• [WHAT IS REQUIRED]:
Using the entries below, output exactly the line containing "Read out every word on this page." and all lines that follow it to the end.
INPUT MATERIAL below:
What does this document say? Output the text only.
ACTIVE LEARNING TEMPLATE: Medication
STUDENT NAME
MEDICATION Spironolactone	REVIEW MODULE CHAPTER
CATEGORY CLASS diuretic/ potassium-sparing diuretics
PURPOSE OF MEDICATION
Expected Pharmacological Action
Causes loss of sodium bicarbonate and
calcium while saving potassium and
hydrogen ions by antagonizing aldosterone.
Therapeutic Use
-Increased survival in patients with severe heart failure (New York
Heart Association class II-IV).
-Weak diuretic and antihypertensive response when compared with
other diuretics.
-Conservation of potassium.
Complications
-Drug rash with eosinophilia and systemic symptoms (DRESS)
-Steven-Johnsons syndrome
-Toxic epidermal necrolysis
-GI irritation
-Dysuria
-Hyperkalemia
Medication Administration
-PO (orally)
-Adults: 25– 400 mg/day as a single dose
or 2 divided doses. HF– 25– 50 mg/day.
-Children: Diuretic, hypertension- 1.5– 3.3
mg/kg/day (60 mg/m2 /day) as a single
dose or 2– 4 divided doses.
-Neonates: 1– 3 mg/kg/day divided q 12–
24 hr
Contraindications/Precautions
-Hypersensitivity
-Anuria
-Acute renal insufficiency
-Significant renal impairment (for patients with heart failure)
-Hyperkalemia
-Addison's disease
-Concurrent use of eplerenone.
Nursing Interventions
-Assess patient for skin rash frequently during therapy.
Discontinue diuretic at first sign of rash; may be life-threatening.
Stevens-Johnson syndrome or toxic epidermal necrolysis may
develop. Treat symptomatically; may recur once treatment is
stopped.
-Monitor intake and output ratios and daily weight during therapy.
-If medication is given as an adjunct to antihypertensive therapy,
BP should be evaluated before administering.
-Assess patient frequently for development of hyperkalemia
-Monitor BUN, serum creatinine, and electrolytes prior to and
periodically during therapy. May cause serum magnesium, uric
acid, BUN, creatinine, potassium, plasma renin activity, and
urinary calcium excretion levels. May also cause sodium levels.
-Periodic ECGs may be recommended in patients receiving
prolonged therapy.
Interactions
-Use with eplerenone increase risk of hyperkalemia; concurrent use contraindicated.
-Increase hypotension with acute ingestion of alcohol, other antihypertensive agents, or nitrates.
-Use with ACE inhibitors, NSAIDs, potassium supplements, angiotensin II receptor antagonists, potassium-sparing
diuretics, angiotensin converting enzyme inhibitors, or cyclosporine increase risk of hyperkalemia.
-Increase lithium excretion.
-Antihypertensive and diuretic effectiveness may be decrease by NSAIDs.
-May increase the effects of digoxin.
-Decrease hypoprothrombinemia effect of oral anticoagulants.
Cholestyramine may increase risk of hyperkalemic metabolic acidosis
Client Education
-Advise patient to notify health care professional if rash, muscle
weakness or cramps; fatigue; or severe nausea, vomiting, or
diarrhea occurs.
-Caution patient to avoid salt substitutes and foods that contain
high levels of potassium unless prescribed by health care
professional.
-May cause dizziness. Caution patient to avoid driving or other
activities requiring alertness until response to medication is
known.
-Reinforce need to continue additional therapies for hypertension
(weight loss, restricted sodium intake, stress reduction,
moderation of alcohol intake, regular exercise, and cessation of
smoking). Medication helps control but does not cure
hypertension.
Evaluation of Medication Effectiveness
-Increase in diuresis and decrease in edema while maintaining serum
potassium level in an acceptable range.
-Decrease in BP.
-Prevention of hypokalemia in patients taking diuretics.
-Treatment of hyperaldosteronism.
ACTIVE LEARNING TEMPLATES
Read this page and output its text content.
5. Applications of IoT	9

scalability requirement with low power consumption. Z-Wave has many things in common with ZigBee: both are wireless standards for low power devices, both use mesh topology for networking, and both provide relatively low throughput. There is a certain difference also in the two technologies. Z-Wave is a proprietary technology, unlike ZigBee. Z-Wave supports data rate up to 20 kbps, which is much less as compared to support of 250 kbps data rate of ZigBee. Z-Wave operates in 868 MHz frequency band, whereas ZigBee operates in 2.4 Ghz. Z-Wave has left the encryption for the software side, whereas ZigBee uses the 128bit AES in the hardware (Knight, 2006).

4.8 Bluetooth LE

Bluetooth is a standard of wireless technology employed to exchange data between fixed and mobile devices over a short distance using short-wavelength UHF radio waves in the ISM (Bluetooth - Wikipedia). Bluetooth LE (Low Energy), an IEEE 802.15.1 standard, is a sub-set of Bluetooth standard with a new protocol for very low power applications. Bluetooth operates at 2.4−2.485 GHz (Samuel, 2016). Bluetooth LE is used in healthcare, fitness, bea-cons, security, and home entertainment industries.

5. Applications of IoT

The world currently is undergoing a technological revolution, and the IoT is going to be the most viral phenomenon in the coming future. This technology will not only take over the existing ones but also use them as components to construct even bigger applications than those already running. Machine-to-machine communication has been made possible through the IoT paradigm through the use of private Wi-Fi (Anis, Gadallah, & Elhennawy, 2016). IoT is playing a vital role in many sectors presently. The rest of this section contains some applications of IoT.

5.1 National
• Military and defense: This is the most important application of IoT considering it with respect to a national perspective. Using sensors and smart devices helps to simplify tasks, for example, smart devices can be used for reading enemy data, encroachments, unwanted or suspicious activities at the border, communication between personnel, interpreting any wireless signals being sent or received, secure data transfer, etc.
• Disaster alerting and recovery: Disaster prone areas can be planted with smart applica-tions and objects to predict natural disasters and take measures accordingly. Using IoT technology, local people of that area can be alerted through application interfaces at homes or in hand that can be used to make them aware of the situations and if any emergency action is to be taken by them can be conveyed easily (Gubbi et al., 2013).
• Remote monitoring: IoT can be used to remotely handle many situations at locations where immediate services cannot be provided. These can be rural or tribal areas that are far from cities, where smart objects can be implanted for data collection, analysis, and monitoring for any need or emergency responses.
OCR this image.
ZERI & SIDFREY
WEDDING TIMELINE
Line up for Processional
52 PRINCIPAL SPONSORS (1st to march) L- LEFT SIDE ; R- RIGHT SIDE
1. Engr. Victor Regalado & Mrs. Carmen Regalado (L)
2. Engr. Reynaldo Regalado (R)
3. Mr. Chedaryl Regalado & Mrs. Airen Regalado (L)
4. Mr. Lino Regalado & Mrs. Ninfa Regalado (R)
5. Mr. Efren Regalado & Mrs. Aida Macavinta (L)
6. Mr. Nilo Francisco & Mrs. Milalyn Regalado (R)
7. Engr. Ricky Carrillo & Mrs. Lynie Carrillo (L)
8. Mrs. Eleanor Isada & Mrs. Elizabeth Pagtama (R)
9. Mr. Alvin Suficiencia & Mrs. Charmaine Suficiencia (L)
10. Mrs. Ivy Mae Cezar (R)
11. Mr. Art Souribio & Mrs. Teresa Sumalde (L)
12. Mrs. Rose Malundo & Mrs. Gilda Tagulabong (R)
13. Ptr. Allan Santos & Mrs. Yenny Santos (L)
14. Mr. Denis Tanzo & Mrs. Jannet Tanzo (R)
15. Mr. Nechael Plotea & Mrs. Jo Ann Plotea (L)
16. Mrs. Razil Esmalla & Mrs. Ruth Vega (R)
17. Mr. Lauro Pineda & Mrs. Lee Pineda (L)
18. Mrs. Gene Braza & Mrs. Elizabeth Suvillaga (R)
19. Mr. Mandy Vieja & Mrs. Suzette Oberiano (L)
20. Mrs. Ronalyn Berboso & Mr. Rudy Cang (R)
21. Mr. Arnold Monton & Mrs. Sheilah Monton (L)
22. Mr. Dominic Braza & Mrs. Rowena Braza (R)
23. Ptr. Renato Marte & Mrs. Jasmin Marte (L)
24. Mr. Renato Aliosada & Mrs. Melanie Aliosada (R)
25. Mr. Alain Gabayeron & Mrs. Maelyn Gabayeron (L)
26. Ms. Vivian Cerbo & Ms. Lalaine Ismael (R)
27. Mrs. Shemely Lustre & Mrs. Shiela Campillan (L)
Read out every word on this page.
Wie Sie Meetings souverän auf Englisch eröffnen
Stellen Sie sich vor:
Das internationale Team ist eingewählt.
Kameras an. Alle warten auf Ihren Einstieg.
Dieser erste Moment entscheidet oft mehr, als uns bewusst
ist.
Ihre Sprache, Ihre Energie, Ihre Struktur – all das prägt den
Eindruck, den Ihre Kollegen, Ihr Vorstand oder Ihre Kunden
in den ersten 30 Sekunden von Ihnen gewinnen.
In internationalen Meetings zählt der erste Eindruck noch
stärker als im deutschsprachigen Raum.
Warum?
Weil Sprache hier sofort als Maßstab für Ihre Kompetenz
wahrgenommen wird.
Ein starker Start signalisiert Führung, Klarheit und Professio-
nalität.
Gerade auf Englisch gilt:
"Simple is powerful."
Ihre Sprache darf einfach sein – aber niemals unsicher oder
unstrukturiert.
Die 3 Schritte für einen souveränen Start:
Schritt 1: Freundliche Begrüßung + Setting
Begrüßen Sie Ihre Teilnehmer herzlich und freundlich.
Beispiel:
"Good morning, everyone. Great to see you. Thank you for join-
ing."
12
End of INPUT MATERIAL.
• [EXERCISE SOLUTION]:
Read out every word on this page.
Wie Sie Meetings souverän auf Englisch eröffnen
Stellen Sie sich vor:
Das internationale Team ist eingewählt.
Kameras an. Alle warten auf Ihren Einstieg.
Dieser erste Moment entscheidet oft mehr, als uns bewusst
ist.
Ihre Sprache, Ihre Energie, Ihre Struktur – all das prägt den
Eindruck, den Ihre Kollegen, Ihr Vorstand oder Ihre Kunden
in den ersten 30 Sekunden von Ihnen gewinnen.
In internationalen Meetings zählt der erste Eindruck noch
stärker als im deutschsprachigen Raum.
Warum?
Weil Sprache hier sofort als Maßstab für Ihre Kompetenz
wahrgenommen wird.
Ein starker Start signalisiert Führung, Klarheit und Professio-
nalität.
Gerade auf Englisch gilt:
"Simple is powerful."
Ihre Sprache darf einfach sein – aber niemals unsicher oder
unstrukturiert.
Die 3 Schritte für einen souveränen Start:
Schritt 1: Freundliche Begrüßung + Setting
Begrüßen Sie Ihre Teilnehmer herzlich und freundlich.
Beispiel:
"Good morning, everyone. Great to see you. Thank you for join-
ing."
12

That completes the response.